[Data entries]
══════
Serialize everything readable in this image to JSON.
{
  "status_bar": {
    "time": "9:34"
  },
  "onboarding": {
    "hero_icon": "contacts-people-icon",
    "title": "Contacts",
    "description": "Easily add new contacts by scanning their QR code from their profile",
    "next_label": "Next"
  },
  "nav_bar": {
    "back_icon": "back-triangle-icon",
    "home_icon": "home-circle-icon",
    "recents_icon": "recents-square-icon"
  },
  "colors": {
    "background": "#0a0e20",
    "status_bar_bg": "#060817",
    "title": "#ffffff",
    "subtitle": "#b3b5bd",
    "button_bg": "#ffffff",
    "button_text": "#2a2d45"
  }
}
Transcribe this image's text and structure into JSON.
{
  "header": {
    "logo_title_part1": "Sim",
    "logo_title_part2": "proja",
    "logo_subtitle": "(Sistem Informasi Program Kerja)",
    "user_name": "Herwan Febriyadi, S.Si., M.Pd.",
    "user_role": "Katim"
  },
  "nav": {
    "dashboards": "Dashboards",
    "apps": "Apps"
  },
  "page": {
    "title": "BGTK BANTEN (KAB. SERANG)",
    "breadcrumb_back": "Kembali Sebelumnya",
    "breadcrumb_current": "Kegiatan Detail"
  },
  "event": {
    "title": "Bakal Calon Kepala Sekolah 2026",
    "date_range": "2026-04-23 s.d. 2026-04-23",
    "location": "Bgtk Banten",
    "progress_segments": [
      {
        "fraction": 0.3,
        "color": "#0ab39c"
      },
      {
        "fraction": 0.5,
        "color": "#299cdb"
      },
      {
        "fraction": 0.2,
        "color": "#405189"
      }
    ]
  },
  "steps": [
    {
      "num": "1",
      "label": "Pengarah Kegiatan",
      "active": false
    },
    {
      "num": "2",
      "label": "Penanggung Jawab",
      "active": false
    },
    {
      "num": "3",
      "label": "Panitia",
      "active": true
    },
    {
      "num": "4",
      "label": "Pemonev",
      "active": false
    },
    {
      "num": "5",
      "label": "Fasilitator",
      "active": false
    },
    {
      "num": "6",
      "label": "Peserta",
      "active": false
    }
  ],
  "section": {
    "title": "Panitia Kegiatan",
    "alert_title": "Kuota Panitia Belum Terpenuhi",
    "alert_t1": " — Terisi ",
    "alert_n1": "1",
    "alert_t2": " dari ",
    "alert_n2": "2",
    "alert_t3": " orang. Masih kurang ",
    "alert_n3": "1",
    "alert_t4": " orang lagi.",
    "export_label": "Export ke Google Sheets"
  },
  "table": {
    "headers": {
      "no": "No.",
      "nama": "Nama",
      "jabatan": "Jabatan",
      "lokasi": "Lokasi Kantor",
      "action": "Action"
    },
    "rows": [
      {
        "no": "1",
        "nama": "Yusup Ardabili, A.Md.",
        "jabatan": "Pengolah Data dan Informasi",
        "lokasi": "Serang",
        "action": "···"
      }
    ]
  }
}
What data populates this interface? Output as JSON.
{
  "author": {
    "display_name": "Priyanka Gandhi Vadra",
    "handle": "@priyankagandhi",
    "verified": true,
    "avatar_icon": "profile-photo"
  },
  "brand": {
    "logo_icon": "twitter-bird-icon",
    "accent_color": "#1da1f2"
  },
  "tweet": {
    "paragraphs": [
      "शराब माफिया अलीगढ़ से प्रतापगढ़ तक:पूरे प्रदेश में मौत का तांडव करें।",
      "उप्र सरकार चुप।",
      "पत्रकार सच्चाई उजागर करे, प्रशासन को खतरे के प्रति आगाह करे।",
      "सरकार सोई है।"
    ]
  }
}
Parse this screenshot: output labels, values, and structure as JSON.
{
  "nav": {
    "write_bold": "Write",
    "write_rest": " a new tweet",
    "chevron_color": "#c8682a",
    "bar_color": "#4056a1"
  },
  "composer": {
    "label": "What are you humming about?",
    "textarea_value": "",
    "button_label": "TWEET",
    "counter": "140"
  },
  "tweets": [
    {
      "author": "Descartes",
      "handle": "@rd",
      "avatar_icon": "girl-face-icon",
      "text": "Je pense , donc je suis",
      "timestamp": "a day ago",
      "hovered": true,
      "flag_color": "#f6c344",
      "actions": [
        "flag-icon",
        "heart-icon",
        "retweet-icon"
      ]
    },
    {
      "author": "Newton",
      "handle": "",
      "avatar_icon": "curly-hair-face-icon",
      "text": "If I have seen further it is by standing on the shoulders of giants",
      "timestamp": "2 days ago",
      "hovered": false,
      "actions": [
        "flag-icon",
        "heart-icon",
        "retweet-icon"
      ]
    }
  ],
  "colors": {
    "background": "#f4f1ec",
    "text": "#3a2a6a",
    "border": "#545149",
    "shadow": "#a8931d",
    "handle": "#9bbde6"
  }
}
══════
### [GIVEN PROBLEM]
Make an exact copy of the material above.

### [CORRECT RESULT]
Serialize everything readable in this image to JSON.
{
  "status_bar": {
    "time": "9:34"
  },
  "onboarding": {
    "hero_icon": "contacts-people-icon",
    "title": "Contacts",
    "description": "Easily add new contacts by scanning their QR code from their profile",
    "next_label": "Next"
  },
  "nav_bar": {
    "back_icon": "back-triangle-icon",
    "home_icon": "home-circle-icon",
    "recents_icon": "recents-square-icon"
  },
  "colors": {
    "background": "#0a0e20",
    "status_bar_bg": "#060817",
    "title": "#ffffff",
    "subtitle": "#b3b5bd",
    "button_bg": "#ffffff",
    "button_text": "#2a2d45"
  }
}
Transcribe this image's text and structure into JSON.
{
  "header": {
    "logo_title_part1": "Sim",
    "logo_title_part2": "proja",
    "logo_subtitle": "(Sistem Informasi Program Kerja)",
    "user_name": "Herwan Febriyadi, S.Si., M.Pd.",
    "user_role": "Katim"
  },
  "nav": {
    "dashboards": "Dashboards",
    "apps": "Apps"
  },
  "page": {
    "title": "BGTK BANTEN (KAB. SERANG)",
    "breadcrumb_back": "Kembali Sebelumnya",
    "breadcrumb_current": "Kegiatan Detail"
  },
  "event": {
    "title": "Bakal Calon Kepala Sekolah 2026",
    "date_range": "2026-04-23 s.d. 2026-04-23",
    "location": "Bgtk Banten",
    "progress_segments": [
      {
        "fraction": 0.3,
        "color": "#0ab39c"
      },
      {
        "fraction": 0.5,
        "color": "#299cdb"
      },
      {
        "fraction": 0.2,
        "color": "#405189"
      }
    ]
  },
  "steps": [
    {
      "num": "1",
      "label": "Pengarah Kegiatan",
      "active": false
    },
    {
      "num": "2",
      "label": "Penanggung Jawab",
      "active": false
    },
    {
      "num": "3",
      "label": "Panitia",
      "active": true
    },
    {
      "num": "4",
      "label": "Pemonev",
      "active": false
    },
    {
      "num": "5",
      "label": "Fasilitator",
      "active": false
    },
    {
      "num": "6",
      "label": "Peserta",
      "active": false
    }
  ],
  "section": {
    "title": "Panitia Kegiatan",
    "alert_title": "Kuota Panitia Belum Terpenuhi",
    "alert_t1": " — Terisi ",
    "alert_n1": "1",
    "alert_t2": " dari ",
    "alert_n2": "2",
    "alert_t3": " orang. Masih kurang ",
    "alert_n3": "1",
    "alert_t4": " orang lagi.",
    "export_label": "Export ke Google Sheets"
  },
  "table": {
    "headers": {
      "no": "No.",
      "nama": "Nama",
      "jabatan": "Jabatan",
      "lokasi": "Lokasi Kantor",
      "action": "Action"
    },
    "rows": [
      {
        "no": "1",
        "nama": "Yusup Ardabili, A.Md.",
        "jabatan": "Pengolah Data dan Informasi",
        "lokasi": "Serang",
        "action": "···"
      }
    ]
  }
}
What data populates this interface? Output as JSON.
{
  "author": {
    "display_name": "Priyanka Gandhi Vadra",
    "handle": "@priyankagandhi",
    "verified": true,
    "avatar_icon": "profile-photo"
  },
  "brand": {
    "logo_icon": "twitter-bird-icon",
    "accent_color": "#1da1f2"
  },
  "tweet": {
    "paragraphs": [
      "शराब माफिया अलीगढ़ से प्रतापगढ़ तक:पूरे प्रदेश में मौत का तांडव करें।",
      "उप्र सरकार चुप।",
      "पत्रकार सच्चाई उजागर करे, प्रशासन को खतरे के प्रति आगाह करे।",
      "सरकार सोई है।"
    ]
  }
}
Parse this screenshot: output labels, values, and structure as JSON.
{
  "nav": {
    "write_bold": "Write",
    "write_rest": " a new tweet",
    "chevron_color": "#c8682a",
    "bar_color": "#4056a1"
  },
  "composer": {
    "label": "What are you humming about?",
    "textarea_value": "",
    "button_label": "TWEET",
    "counter": "140"
  },
  "tweets": [
    {
      "author": "Descartes",
      "handle": "@rd",
      "avatar_icon": "girl-face-icon",
      "text": "Je pense , donc je suis",
      "timestamp": "a day ago",
      "hovered": true,
      "flag_color": "#f6c344",
      "actions": [
        "flag-icon",
        "heart-icon",
        "retweet-icon"
      ]
    },
    {
      "author": "Newton",
      "handle": "",
      "avatar_icon": "curly-hair-face-icon",
      "text": "If I have seen further it is by standing on the shoulders of giants",
      "timestamp": "2 days ago",
      "hovered": false,
      "actions": [
        "flag-icon",
        "heart-icon",
        "retweet-icon"
      ]
    }
  ],
  "colors": {
    "background": "#f4f1ec",
    "text": "#3a2a6a",
    "border": "#545149",
    "shadow": "#a8931d",
    "handle": "#9bbde6"
  }
}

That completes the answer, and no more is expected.